REQUIREMENT - Every record below should be printed exactly as it appears.

MATERIAL PROVIDED -
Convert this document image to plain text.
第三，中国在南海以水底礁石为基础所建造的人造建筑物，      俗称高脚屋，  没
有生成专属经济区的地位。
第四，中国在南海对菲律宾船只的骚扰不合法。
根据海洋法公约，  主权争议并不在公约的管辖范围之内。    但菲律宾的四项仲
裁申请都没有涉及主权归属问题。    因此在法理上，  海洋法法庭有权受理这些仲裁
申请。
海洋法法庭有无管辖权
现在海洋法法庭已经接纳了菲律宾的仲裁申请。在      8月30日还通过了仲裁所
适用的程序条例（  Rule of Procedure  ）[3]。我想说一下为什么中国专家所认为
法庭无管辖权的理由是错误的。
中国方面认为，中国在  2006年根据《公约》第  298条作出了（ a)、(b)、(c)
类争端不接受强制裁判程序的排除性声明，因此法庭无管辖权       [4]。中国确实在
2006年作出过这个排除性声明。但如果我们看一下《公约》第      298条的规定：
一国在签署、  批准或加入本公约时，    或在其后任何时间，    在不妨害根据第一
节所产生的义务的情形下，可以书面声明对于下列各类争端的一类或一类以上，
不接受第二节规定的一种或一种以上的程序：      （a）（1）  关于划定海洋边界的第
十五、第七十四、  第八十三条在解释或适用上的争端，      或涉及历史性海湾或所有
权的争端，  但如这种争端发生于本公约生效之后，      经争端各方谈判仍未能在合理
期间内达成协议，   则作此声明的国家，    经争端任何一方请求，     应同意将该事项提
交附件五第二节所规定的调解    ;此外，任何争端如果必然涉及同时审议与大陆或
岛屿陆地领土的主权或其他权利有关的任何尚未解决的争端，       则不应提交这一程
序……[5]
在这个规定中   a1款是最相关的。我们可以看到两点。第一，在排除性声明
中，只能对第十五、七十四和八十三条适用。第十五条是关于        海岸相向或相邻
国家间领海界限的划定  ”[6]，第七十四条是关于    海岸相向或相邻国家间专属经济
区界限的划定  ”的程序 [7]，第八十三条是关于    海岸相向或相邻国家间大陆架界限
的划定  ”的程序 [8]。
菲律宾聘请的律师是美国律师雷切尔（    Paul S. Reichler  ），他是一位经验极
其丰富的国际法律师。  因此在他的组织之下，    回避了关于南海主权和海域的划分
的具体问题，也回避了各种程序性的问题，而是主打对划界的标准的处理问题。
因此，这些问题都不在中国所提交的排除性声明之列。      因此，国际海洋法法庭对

THE OUTPUT -
Convert this document image to plain text.
第三，中国在南海以水底礁石为基础所建造的人造建筑物，      俗称高脚屋，  没
有生成专属经济区的地位。
第四，中国在南海对菲律宾船只的骚扰不合法。
根据海洋法公约，  主权争议并不在公约的管辖范围之内。    但菲律宾的四项仲
裁申请都没有涉及主权归属问题。    因此在法理上，  海洋法法庭有权受理这些仲裁
申请。
海洋法法庭有无管辖权
现在海洋法法庭已经接纳了菲律宾的仲裁申请。在      8月30日还通过了仲裁所
适用的程序条例（  Rule of Procedure  ）[3]。我想说一下为什么中国专家所认为
法庭无管辖权的理由是错误的。
中国方面认为，中国在  2006年根据《公约》第  298条作出了（ a)、(b)、(c)
类争端不接受强制裁判程序的排除性声明，因此法庭无管辖权       [4]。中国确实在
2006年作出过这个排除性声明。但如果我们看一下《公约》第      298条的规定：
一国在签署、  批准或加入本公约时，    或在其后任何时间，    在不妨害根据第一
节所产生的义务的情形下，可以书面声明对于下列各类争端的一类或一类以上，
不接受第二节规定的一种或一种以上的程序：      （a）（1）  关于划定海洋边界的第
十五、第七十四、  第八十三条在解释或适用上的争端，      或涉及历史性海湾或所有
权的争端，  但如这种争端发生于本公约生效之后，      经争端各方谈判仍未能在合理
期间内达成协议，   则作此声明的国家，    经争端任何一方请求，     应同意将该事项提
交附件五第二节所规定的调解    ;此外，任何争端如果必然涉及同时审议与大陆或
岛屿陆地领土的主权或其他权利有关的任何尚未解决的争端，       则不应提交这一程
序……[5]
在这个规定中   a1款是最相关的。我们可以看到两点。第一，在排除性声明
中，只能对第十五、七十四和八十三条适用。第十五条是关于        海岸相向或相邻
国家间领海界限的划定  ”[6]，第七十四条是关于    海岸相向或相邻国家间专属经济
区界限的划定  ”的程序 [7]，第八十三条是关于    海岸相向或相邻国家间大陆架界限
的划定  ”的程序 [8]。
菲律宾聘请的律师是美国律师雷切尔（    Paul S. Reichler  ），他是一位经验极
其丰富的国际法律师。  因此在他的组织之下，    回避了关于南海主权和海域的划分
的具体问题，也回避了各种程序性的问题，而是主打对划界的标准的处理问题。
因此，这些问题都不在中国所提交的排除性声明之列。      因此，国际海洋法法庭对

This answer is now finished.